_What the task asks_
Can you write the next part of the fishing forum thread, picking up right after its last line?

# Spinning rod, flipping....



## 10sne1 (Jun 2, 2018)

Central Florida. I’ll post a few. Returned from Saltwater to Fresh water and brought all my trout/snook/red spinning rods with me. No back lashes for me. Just upped the Braid size!


----------



## 10sne1 (Jun 2, 2018)

Ok maybe another. Central Florida.


----------



## Jim (Jun 3, 2018)

Awesome man! Thanks for the report!


----------



## LDUBS (Jun 3, 2018)

10s, looks like you had a great day. Those are some healthy fish. 

Hey Jim, there is your casting seat right there in the first pic. Looks like it works pretty good to me. Haha.


----------



## 10sne1 (Jun 6, 2018)

Healthy, lots of bait for these beauties to eat, though, some are plastic. All Public lakes. Enjoying my return to Freshwater fishing.


----------



## gnappi (Jun 10, 2018)

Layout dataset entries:
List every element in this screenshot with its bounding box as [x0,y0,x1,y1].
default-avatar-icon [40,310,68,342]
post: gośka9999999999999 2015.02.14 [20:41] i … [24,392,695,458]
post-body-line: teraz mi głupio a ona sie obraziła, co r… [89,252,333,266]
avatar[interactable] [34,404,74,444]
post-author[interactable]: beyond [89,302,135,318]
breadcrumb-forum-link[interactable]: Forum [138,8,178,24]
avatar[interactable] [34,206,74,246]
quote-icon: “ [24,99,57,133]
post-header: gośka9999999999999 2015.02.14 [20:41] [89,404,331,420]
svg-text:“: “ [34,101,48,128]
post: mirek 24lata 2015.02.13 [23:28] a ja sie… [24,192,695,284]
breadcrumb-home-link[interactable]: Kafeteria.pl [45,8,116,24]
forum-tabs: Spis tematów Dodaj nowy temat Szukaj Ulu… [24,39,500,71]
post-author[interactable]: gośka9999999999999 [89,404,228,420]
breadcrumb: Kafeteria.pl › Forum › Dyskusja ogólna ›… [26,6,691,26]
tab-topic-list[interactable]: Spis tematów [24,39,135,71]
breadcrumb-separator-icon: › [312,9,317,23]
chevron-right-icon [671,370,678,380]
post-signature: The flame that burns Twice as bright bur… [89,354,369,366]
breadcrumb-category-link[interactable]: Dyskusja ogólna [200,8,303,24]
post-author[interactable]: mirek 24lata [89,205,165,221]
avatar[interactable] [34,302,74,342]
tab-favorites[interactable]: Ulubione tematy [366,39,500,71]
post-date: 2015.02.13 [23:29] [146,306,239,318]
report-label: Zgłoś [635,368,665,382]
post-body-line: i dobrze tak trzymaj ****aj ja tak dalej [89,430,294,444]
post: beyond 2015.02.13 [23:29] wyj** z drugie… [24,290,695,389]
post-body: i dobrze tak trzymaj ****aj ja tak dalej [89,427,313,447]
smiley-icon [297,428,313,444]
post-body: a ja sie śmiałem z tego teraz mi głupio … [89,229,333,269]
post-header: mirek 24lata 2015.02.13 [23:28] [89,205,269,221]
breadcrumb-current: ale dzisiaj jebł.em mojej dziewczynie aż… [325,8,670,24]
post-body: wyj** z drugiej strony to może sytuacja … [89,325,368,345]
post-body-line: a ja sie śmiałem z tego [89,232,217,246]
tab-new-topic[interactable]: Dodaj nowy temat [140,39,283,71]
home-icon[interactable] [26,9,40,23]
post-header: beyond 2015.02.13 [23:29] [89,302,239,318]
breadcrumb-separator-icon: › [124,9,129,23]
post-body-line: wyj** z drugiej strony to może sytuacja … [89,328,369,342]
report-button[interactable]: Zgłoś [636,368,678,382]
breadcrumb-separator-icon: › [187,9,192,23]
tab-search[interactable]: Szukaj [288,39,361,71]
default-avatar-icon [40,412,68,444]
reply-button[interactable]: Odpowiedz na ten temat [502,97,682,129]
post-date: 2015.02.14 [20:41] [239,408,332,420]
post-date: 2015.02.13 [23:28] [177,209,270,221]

_Exercise response_
10sne1 said:


> Central Florida. I’ll post a few. Returned from Saltwater to Fresh water and brought all my trout/snook/red spinning rods with me. No back lashes for me. Just upped the Braid size!



You're having fun I see! Nice fish! 

I'll never fish salt again. After living on a salt water island for some 19 years and fishing almost daily, having a minimum of $25 (up to over $250) bill in fuel a day, reel and boat maintenance from the salt, AND a separate license fee to feed the dollar hungry state I'm done forever with salt water.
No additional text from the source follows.